» Aim: Find the word "Stats" in the records below. List each line containing it.

» Provided information:

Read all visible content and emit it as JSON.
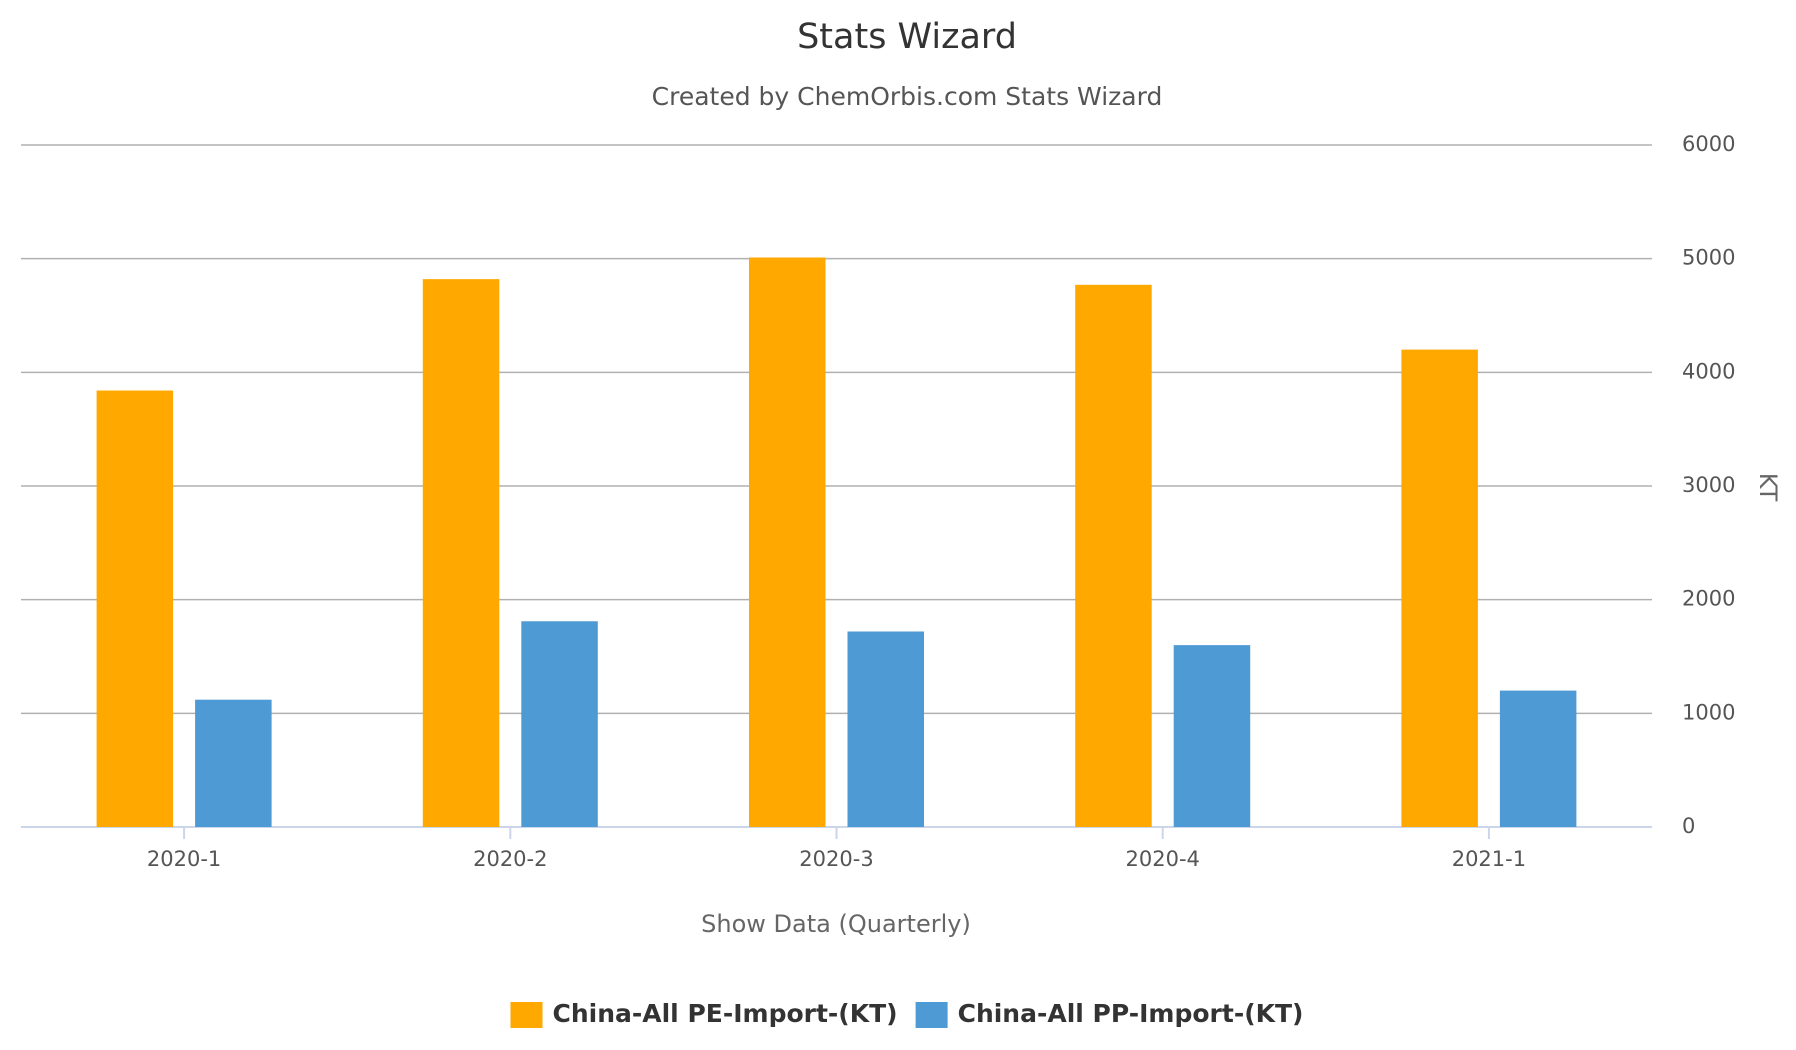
{
  "chart_data": {
    "type": "bar",
    "title": "Stats Wizard",
    "subtitle": "Created by ChemOrbis.com Stats Wizard",
    "x_label": "Show Data (Quarterly)",
    "y_label": "KT",
    "categories": [
      "2020-1",
      "2020-2",
      "2020-3",
      "2020-4",
      "2021-1"
    ],
    "series": [
      {
        "name": "China-All PE-Import-(KT)",
        "color": "#ffa800",
        "values": [
          3840,
          4820,
          5010,
          4770,
          4200
        ]
      },
      {
        "name": "China-All PP-Import-(KT)",
        "color": "#4e9ad4",
        "values": [
          1120,
          1810,
          1720,
          1600,
          1200
        ]
      }
    ],
    "ylim": [
      0,
      6000
    ],
    "yticks": [
      0,
      1000,
      2000,
      3000,
      4000,
      5000,
      6000
    ],
    "grid": true,
    "y_axis_side": "right",
    "legend": "bottom"
  }
}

» Output of the exercise:
    "title": "Stats Wizard",
    "subtitle": "Created by ChemOrbis.com Stats Wizard",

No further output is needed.